* _Stated problem_
Transcribe the listing verbatim. Do not carry over any pictures.
————
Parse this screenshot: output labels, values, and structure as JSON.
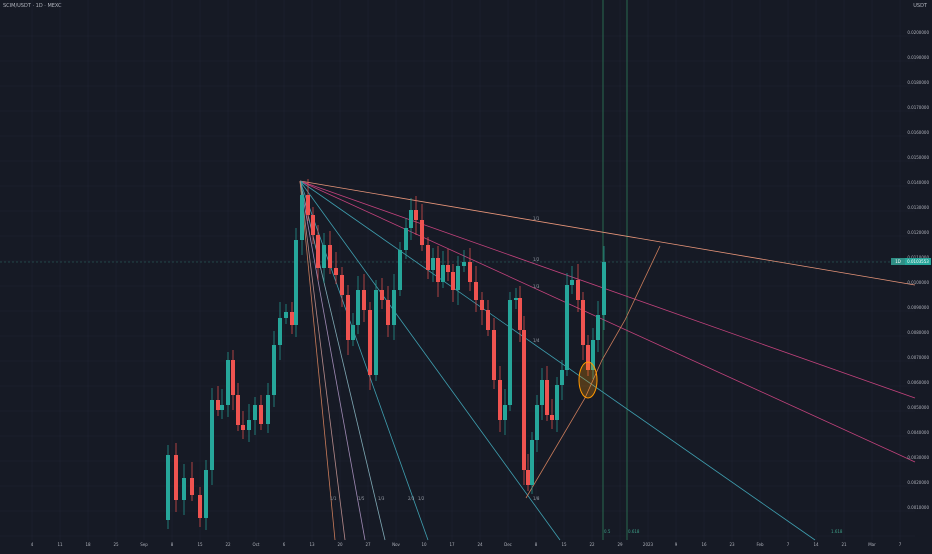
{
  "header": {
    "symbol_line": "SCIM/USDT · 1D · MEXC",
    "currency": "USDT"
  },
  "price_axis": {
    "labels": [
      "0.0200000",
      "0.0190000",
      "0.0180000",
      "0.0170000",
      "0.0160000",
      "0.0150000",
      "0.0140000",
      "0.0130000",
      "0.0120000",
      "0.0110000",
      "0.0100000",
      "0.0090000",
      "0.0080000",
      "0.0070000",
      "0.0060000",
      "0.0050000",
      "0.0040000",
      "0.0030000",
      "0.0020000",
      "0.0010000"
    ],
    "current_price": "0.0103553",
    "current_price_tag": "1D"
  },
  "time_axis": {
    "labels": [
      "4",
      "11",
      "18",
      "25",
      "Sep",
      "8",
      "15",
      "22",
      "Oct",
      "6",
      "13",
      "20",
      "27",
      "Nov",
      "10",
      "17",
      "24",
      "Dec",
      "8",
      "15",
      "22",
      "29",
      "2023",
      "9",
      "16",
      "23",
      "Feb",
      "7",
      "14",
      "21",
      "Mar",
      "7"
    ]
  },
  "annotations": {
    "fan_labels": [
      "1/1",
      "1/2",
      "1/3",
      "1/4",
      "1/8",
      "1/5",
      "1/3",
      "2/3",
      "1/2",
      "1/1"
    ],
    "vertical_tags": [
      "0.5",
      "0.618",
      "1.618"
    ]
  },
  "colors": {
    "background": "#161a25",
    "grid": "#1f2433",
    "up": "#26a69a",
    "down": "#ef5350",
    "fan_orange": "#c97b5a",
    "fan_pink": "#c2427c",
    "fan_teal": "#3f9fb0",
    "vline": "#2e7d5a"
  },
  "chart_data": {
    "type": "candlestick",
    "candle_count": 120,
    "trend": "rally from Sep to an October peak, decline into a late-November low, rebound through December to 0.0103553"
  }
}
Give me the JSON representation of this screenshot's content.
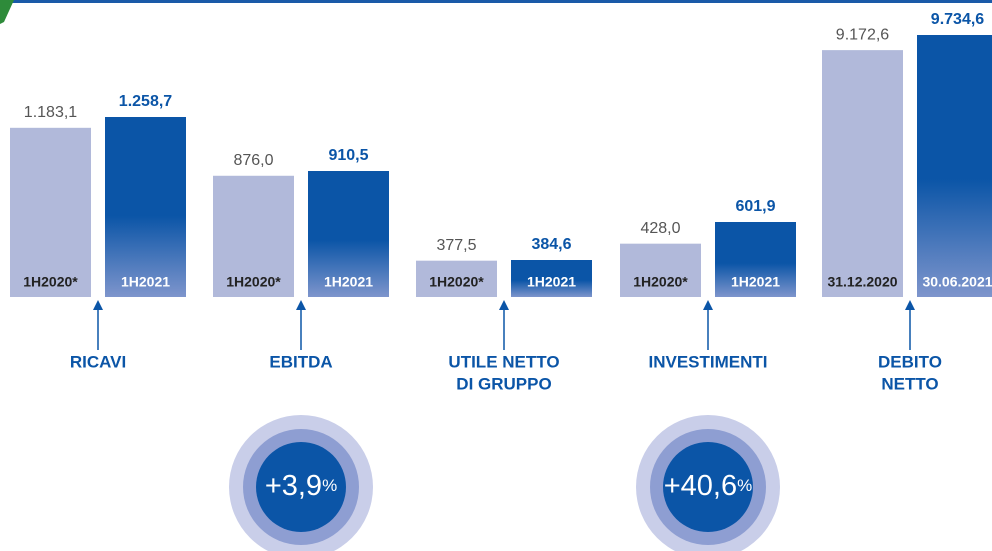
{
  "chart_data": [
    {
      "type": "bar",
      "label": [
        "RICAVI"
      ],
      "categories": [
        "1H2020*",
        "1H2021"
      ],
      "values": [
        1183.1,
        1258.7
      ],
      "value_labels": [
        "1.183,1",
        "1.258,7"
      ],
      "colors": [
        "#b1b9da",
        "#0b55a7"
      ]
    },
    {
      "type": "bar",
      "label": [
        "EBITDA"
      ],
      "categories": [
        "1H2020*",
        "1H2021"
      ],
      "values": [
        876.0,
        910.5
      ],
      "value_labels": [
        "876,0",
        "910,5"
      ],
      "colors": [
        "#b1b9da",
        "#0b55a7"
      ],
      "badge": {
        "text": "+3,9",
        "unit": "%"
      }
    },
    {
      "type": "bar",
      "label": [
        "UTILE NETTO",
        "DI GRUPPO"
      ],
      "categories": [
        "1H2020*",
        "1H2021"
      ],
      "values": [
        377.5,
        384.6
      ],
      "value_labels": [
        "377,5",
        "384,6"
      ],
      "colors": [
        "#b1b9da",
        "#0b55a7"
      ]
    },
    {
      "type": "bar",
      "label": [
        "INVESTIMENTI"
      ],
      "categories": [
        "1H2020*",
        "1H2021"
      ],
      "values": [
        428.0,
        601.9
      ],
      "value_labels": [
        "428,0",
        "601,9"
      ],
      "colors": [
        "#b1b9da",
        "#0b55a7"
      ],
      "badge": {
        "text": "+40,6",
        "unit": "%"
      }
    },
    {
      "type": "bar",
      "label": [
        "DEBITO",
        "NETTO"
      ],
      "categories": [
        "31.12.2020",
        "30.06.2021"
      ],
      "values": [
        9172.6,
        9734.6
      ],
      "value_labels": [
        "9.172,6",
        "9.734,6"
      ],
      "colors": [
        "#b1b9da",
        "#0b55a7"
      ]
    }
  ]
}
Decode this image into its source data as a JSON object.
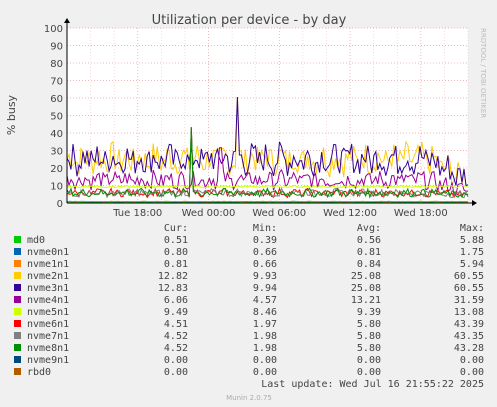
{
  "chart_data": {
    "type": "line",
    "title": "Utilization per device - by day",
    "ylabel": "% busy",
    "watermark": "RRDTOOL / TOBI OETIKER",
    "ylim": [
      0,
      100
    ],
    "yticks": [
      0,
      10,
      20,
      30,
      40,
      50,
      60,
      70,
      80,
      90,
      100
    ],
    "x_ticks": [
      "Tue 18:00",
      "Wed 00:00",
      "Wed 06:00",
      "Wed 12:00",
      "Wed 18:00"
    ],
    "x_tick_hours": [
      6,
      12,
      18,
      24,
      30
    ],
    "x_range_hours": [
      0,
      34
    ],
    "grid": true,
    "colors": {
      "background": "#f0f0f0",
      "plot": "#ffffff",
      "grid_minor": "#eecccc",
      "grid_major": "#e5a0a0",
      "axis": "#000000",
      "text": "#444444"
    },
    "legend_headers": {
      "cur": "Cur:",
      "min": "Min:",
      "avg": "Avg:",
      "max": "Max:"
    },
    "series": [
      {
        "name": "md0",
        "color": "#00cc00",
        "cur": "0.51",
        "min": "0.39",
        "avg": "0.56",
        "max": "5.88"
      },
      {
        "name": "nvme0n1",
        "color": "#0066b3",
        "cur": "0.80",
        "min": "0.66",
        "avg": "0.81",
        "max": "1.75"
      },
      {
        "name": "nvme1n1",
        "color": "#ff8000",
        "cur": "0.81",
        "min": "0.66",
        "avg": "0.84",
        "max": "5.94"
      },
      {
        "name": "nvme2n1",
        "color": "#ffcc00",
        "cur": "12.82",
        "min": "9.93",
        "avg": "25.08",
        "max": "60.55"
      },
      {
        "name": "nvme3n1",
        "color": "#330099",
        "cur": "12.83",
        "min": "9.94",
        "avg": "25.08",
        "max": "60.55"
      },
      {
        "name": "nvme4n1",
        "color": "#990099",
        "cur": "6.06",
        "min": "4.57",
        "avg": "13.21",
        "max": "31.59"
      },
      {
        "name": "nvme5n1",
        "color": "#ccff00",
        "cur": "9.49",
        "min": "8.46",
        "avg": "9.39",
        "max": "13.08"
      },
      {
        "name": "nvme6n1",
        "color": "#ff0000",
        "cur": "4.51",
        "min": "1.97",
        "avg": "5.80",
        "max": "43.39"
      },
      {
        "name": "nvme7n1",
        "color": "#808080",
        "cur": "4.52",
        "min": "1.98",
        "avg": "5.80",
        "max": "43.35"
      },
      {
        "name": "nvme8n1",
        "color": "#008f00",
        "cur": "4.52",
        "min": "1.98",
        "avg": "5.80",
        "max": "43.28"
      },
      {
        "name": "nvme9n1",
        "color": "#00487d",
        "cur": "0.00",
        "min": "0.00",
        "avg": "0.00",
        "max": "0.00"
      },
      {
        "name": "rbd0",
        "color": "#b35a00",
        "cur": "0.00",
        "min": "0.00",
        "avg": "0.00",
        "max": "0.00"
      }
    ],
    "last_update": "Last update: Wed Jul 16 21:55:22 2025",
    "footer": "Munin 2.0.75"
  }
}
————
* _Solution_
Parse this screenshot: output labels, values, and structure as JSON.
{
  "header": {
    "symbol_line": "SCIM/USDT · 1D · MEXC",
    "currency": "USDT"
  },
  "price_axis": {
    "labels": [
      "0.0200000",
      "0.0190000",
      "0.0180000",
      "0.0170000",
      "0.0160000",
      "0.0150000",
      "0.0140000",
      "0.0130000",
      "0.0120000",
      "0.0110000",
      "0.0100000",
      "0.0090000",
      "0.0080000",
      "0.0070000",
      "0.0060000",
      "0.0050000",
      "0.0040000",
      "0.0030000",
      "0.0020000",
      "0.0010000"
    ],
    "current_price": "0.0103553",
    "current_price_tag": "1D"
  },
  "time_axis": {
    "labels": [
      "4",
      "11",
      "18",
      "25",
      "Sep",
      "8",
      "15",
      "22",
      "Oct",
      "6",
      "13",
      "20",
      "27",
      "Nov",
      "10",
      "17",
      "24",
      "Dec",
      "8",
      "15",
      "22",
      "29",
      "2023",
      "9",
      "16",
      "23",
      "Feb",
      "7",
      "14",
      "21",
      "Mar",
      "7"
    ]
  },
  "annotations": {
    "fan_labels": [
      "1/1",
      "1/2",
      "1/3",
      "1/4",
      "1/8",
      "1/5",
      "1/3",
      "2/3",
      "1/2",
      "1/1"
    ],
    "vertical_tags": [
      "0.5",
      "0.618",
      "1.618"
    ]
  },
  "colors": {
    "background": "#161a25",
    "grid": "#1f2433",
    "up": "#26a69a",
    "down": "#ef5350",
    "fan_orange": "#c97b5a",
    "fan_pink": "#c2427c",
    "fan_teal": "#3f9fb0",
    "vline": "#2e7d5a"
  },
  "chart_data": {
    "type": "candlestick",
    "candle_count": 120,
    "trend": "rally from Sep to an October peak, decline into a late-November low, rebound through December to 0.0103553"
  }
}
Give me the JSON representation of this screenshot's content.
{
  "chart_data": [
    {
      "type": "bar",
      "label": [
        "RICAVI"
      ],
      "categories": [
        "1H2020*",
        "1H2021"
      ],
      "values": [
        1183.1,
        1258.7
      ],
      "value_labels": [
        "1.183,1",
        "1.258,7"
      ],
      "colors": [
        "#b1b9da",
        "#0b55a7"
      ]
    },
    {
      "type": "bar",
      "label": [
        "EBITDA"
      ],
      "categories": [
        "1H2020*",
        "1H2021"
      ],
      "values": [
        876.0,
        910.5
      ],
      "value_labels": [
        "876,0",
        "910,5"
      ],
      "colors": [
        "#b1b9da",
        "#0b55a7"
      ],
      "badge": {
        "text": "+3,9",
        "unit": "%"
      }
    },
    {
      "type": "bar",
      "label": [
        "UTILE NETTO",
        "DI GRUPPO"
      ],
      "categories": [
        "1H2020*",
        "1H2021"
      ],
      "values": [
        377.5,
        384.6
      ],
      "value_labels": [
        "377,5",
        "384,6"
      ],
      "colors": [
        "#b1b9da",
        "#0b55a7"
      ]
    },
    {
      "type": "bar",
      "label": [
        "INVESTIMENTI"
      ],
      "categories": [
        "1H2020*",
        "1H2021"
      ],
      "values": [
        428.0,
        601.9
      ],
      "value_labels": [
        "428,0",
        "601,9"
      ],
      "colors": [
        "#b1b9da",
        "#0b55a7"
      ],
      "badge": {
        "text": "+40,6",
        "unit": "%"
      }
    },
    {
      "type": "bar",
      "label": [
        "DEBITO",
        "NETTO"
      ],
      "categories": [
        "31.12.2020",
        "30.06.2021"
      ],
      "values": [
        9172.6,
        9734.6
      ],
      "value_labels": [
        "9.172,6",
        "9.734,6"
      ],
      "colors": [
        "#b1b9da",
        "#0b55a7"
      ]
    }
  ]
}
Decode this image into its source data as a JSON object.
{
  "chart_data": {
    "type": "line",
    "title": "Utilization per device - by day",
    "ylabel": "% busy",
    "watermark": "RRDTOOL / TOBI OETIKER",
    "ylim": [
      0,
      100
    ],
    "yticks": [
      0,
      10,
      20,
      30,
      40,
      50,
      60,
      70,
      80,
      90,
      100
    ],
    "x_ticks": [
      "Tue 18:00",
      "Wed 00:00",
      "Wed 06:00",
      "Wed 12:00",
      "Wed 18:00"
    ],
    "x_tick_hours": [
      6,
      12,
      18,
      24,
      30
    ],
    "x_range_hours": [
      0,
      34
    ],
    "grid": true,
    "colors": {
      "background": "#f0f0f0",
      "plot": "#ffffff",
      "grid_minor": "#eecccc",
      "grid_major": "#e5a0a0",
      "axis": "#000000",
      "text": "#444444"
    },
    "legend_headers": {
      "cur": "Cur:",
      "min": "Min:",
      "avg": "Avg:",
      "max": "Max:"
    },
    "series": [
      {
        "name": "md0",
        "color": "#00cc00",
        "cur": "0.51",
        "min": "0.39",
        "avg": "0.56",
        "max": "5.88"
      },
      {
        "name": "nvme0n1",
        "color": "#0066b3",
        "cur": "0.80",
        "min": "0.66",
        "avg": "0.81",
        "max": "1.75"
      },
      {
        "name": "nvme1n1",
        "color": "#ff8000",
        "cur": "0.81",
        "min": "0.66",
        "avg": "0.84",
        "max": "5.94"
      },
      {
        "name": "nvme2n1",
        "color": "#ffcc00",
        "cur": "12.82",
        "min": "9.93",
        "avg": "25.08",
        "max": "60.55"
      },
      {
        "name": "nvme3n1",
        "color": "#330099",
        "cur": "12.83",
        "min": "9.94",
        "avg": "25.08",
        "max": "60.55"
      },
      {
        "name": "nvme4n1",
        "color": "#990099",
        "cur": "6.06",
        "min": "4.57",
        "avg": "13.21",
        "max": "31.59"
      },
      {
        "name": "nvme5n1",
        "color": "#ccff00",
        "cur": "9.49",
        "min": "8.46",
        "avg": "9.39",
        "max": "13.08"
      },
      {
        "name": "nvme6n1",
        "color": "#ff0000",
        "cur": "4.51",
        "min": "1.97",
        "avg": "5.80",
        "max": "43.39"
      },
      {
        "name": "nvme7n1",
        "color": "#808080",
        "cur": "4.52",
        "min": "1.98",
        "avg": "5.80",
        "max": "43.35"
      },
      {
        "name": "nvme8n1",
        "color": "#008f00",
        "cur": "4.52",
        "min": "1.98",
        "avg": "5.80",
        "max": "43.28"
      },
      {
        "name": "nvme9n1",
        "color": "#00487d",
        "cur": "0.00",
        "min": "0.00",
        "avg": "0.00",
        "max": "0.00"
      },
      {
        "name": "rbd0",
        "color": "#b35a00",
        "cur": "0.00",
        "min": "0.00",
        "avg": "0.00",
        "max": "0.00"
      }
    ],
    "last_update": "Last update: Wed Jul 16 21:55:22 2025",
    "footer": "Munin 2.0.75"
  }
}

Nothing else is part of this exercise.